*THE TASK*. Filter this data down to the lines that hold "with", and copy them.

*STORED DATA*.
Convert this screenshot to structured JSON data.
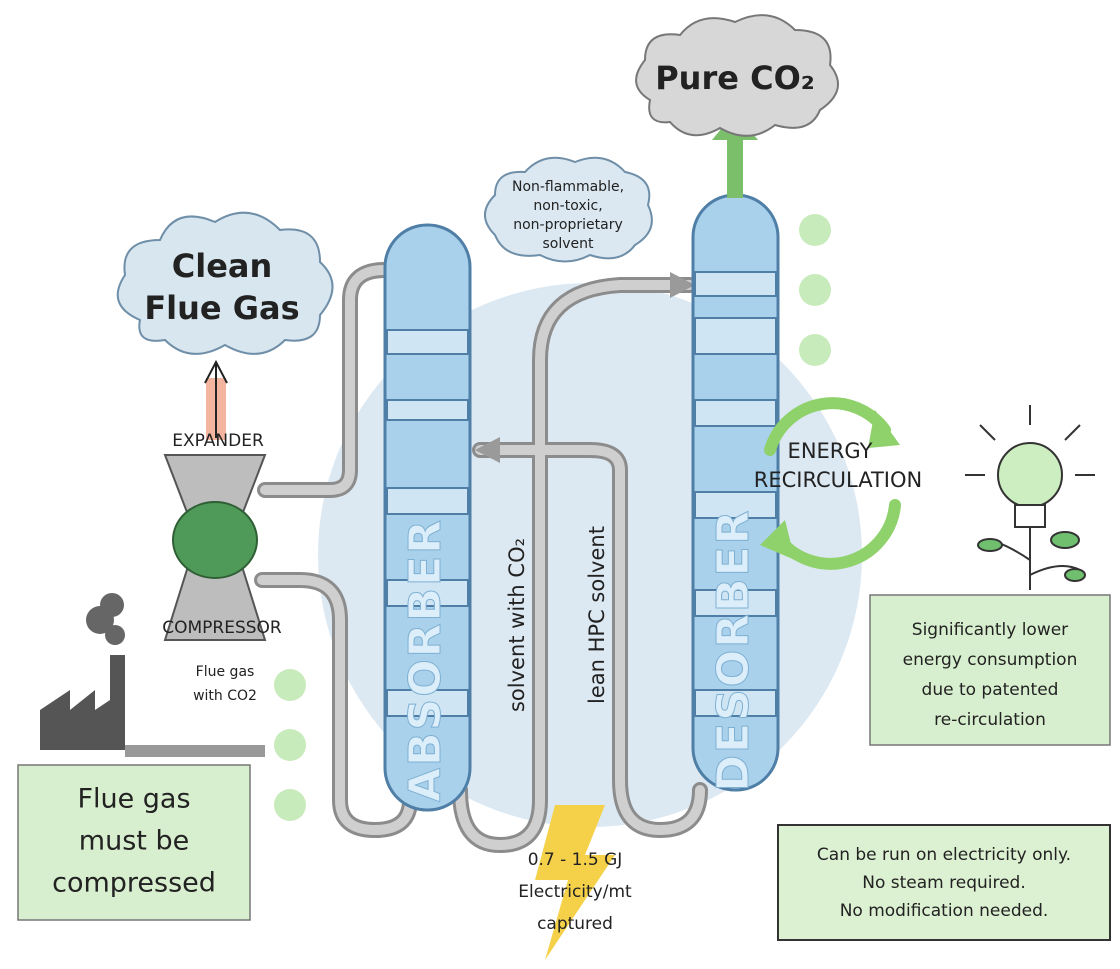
{
  "clouds": {
    "pure_co2": "Pure CO₂",
    "solvent_note": [
      "Non-flammable,",
      "non-toxic,",
      "non-proprietary",
      "solvent"
    ],
    "clean_flue_gas": [
      "Clean",
      "Flue Gas"
    ]
  },
  "labels": {
    "expander": "EXPANDER",
    "compressor": "COMPRESSOR",
    "flue_gas_in": [
      "Flue gas",
      "with CO2"
    ],
    "absorber": "ABSORBER",
    "desorber": "DESORBER",
    "solvent_with_co2": "solvent with CO₂",
    "lean_solvent": "lean HPC solvent",
    "energy_recirculation": [
      "ENERGY",
      "RECIRCULATION"
    ],
    "electricity": [
      "0.7 - 1.5 GJ",
      "Electricity/mt",
      "captured"
    ]
  },
  "notes": {
    "energy": [
      "Significantly lower",
      "energy consumption",
      "due to patented",
      "re-circulation"
    ],
    "compression": [
      "Flue gas",
      "must be",
      "compressed"
    ],
    "electricity_only": [
      "Can be run on electricity only.",
      "No steam required.",
      "No modification needed."
    ]
  }
}
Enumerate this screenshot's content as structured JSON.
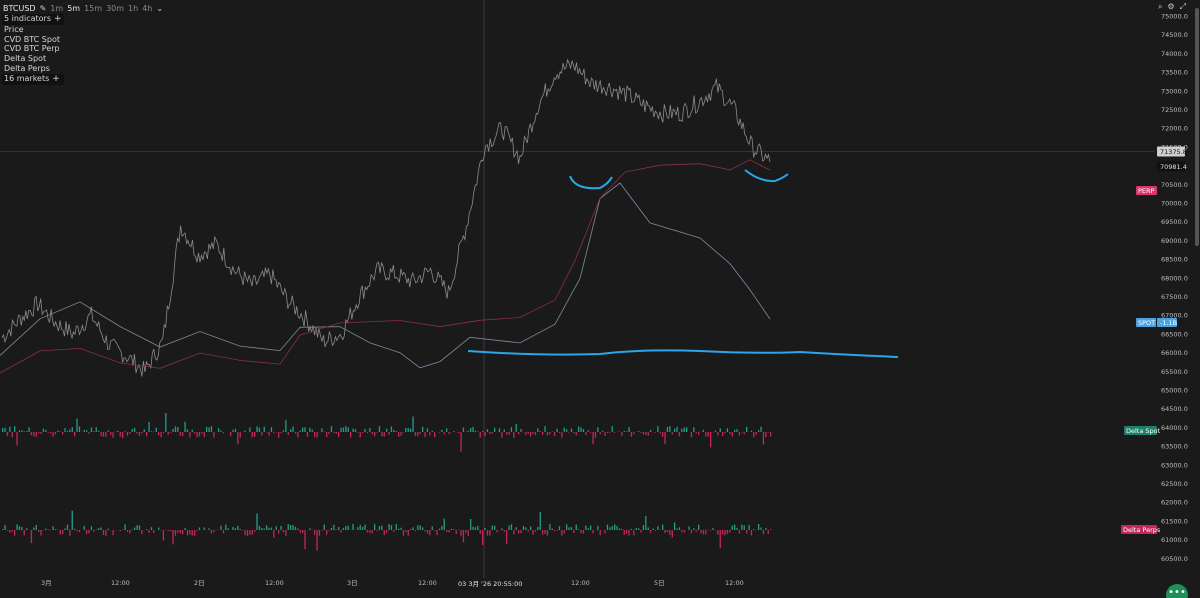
{
  "toolbar": {
    "symbol": "BTCUSD",
    "timeframes": [
      "1m",
      "5m",
      "15m",
      "30m",
      "1h",
      "4h"
    ],
    "active_timeframe": "5m"
  },
  "indicators_panel": {
    "count_label": "5 indicators",
    "items": [
      "Price",
      "CVD BTC Spot",
      "CVD BTC Perp",
      "Delta Spot",
      "Delta Perps"
    ],
    "markets_label": "16 markets"
  },
  "icons": [
    "search-icon",
    "gear-icon",
    "expand-icon",
    "pencil-icon",
    "chevron-down-icon",
    "menu-icon"
  ],
  "colors": {
    "background": "#1a1a1a",
    "price_line": "#8c8c8c",
    "cvd_spot": "#7e8aa0",
    "cvd_perp": "#8a3040",
    "drawing": "#2aa7e8",
    "delta_up": "#1f9e8a",
    "delta_down": "#c2285a",
    "perp_badge": "#d9366a",
    "spot_badge": "#4aa4e3",
    "delta_spot_badge": "#1f7f6e",
    "delta_perps_badge": "#c2285a"
  },
  "chart_data": {
    "type": "line",
    "price_axis": {
      "ticks": [
        "75000.0",
        "74500.0",
        "74000.0",
        "73500.0",
        "73000.0",
        "72500.0",
        "72000.0",
        "71500.0",
        "70500.0",
        "70000.0",
        "69500.0",
        "69000.0",
        "68500.0",
        "68000.0",
        "67500.0",
        "67000.0",
        "66500.0",
        "66000.0",
        "65500.0",
        "65000.0",
        "64500.0",
        "64000.0",
        "63500.0",
        "63000.0",
        "62500.0",
        "62000.0",
        "61500.0",
        "61000.0",
        "60500.0"
      ],
      "current_price_label": "71375.8",
      "secondary_label": "70981.4"
    },
    "time_axis": {
      "labels": [
        "3月",
        "12:00",
        "2日",
        "12:00",
        "3日",
        "12:00",
        "12:00",
        "5日",
        "12:00"
      ],
      "crosshair_label": "03 3月 '26  20:55:00"
    },
    "series": [
      {
        "name": "Price",
        "values": [
          66400,
          66900,
          67300,
          66800,
          66500,
          67000,
          66200,
          65900,
          65500,
          66300,
          69400,
          68600,
          68900,
          68200,
          67800,
          68100,
          67400,
          66900,
          66300,
          66500,
          67500,
          68200,
          68100,
          67900,
          68200,
          67600,
          69400,
          71500,
          72000,
          71200,
          72600,
          73500,
          73700,
          73200,
          73100,
          72900,
          72600,
          72400,
          72400,
          72700,
          73100,
          72500,
          71500,
          71100
        ]
      },
      {
        "name": "CVD BTC Spot",
        "values": []
      },
      {
        "name": "CVD BTC Perp",
        "values": []
      },
      {
        "name": "Delta Spot",
        "values": []
      },
      {
        "name": "Delta Perps",
        "values": []
      }
    ],
    "badges": {
      "perp": "PERP",
      "spot": "SPOT",
      "spot_value": "-1.1B",
      "delta_spot": "Delta Spot",
      "delta_perps": "Delta Perps"
    },
    "fab_label": "•••"
  }
}
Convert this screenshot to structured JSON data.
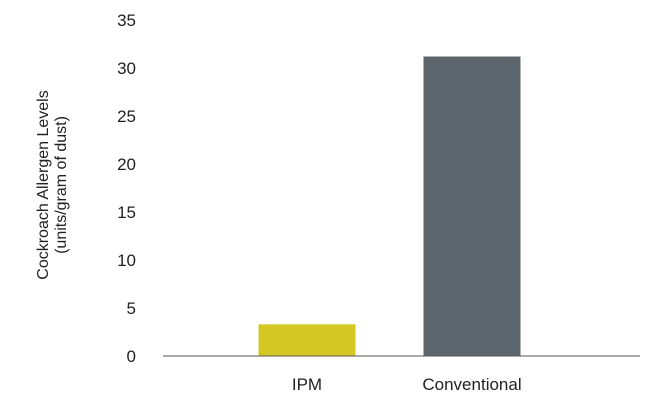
{
  "chart_data": {
    "type": "bar",
    "categories": [
      "IPM",
      "Conventional"
    ],
    "values": [
      3.3,
      31.2
    ],
    "ylabel_line1": "Cockroach Allergen Levels",
    "ylabel_line2": "(units/gram of dust)",
    "ylim": [
      0,
      35
    ],
    "yticks": [
      "0",
      "5",
      "10",
      "15",
      "20",
      "25",
      "30",
      "35"
    ],
    "grid": false,
    "legend": "none",
    "colors": [
      "#d5c825",
      "#5c656b"
    ]
  }
}
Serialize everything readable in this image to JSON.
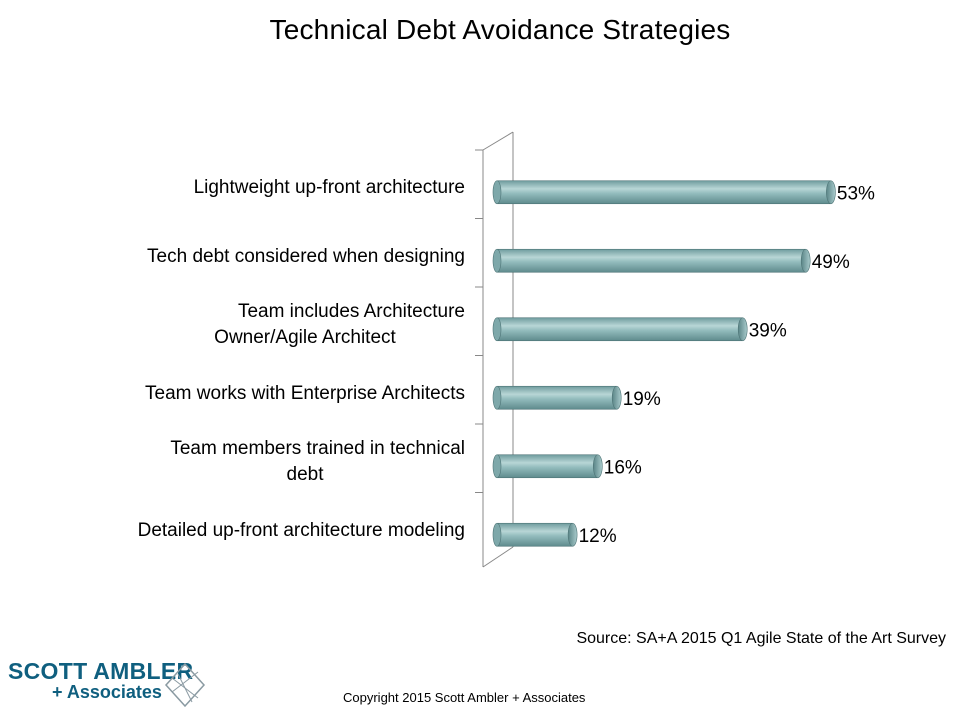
{
  "chart_data": {
    "type": "bar",
    "orientation": "horizontal",
    "title": "Technical Debt Avoidance Strategies",
    "categories": [
      [
        "Lightweight up-front architecture"
      ],
      [
        "Tech debt considered when designing"
      ],
      [
        "Team includes Architecture",
        "Owner/Agile Architect"
      ],
      [
        "Team works with Enterprise Architects"
      ],
      [
        "Team members trained in technical",
        "debt"
      ],
      [
        "Detailed up-front architecture modeling"
      ]
    ],
    "values": [
      53,
      49,
      39,
      19,
      16,
      12
    ],
    "value_labels": [
      "53%",
      "49%",
      "39%",
      "19%",
      "16%",
      "12%"
    ],
    "xlim": [
      0,
      60
    ],
    "grid": false,
    "legend": "none",
    "bar_color": "#8fb8b9"
  },
  "source": "Source: SA+A 2015 Q1 Agile State of the Art Survey",
  "copyright": "Copyright 2015 Scott Ambler + Associates",
  "logo": {
    "line1": "SCOTT AMBLER",
    "line2": "+ Associates",
    "color": "#0f5f7f"
  }
}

*SOLUTION*.
      "with CO2"
    "solvent_with_co2": "solvent with CO₂",
        "Team works with Enterprise Architects"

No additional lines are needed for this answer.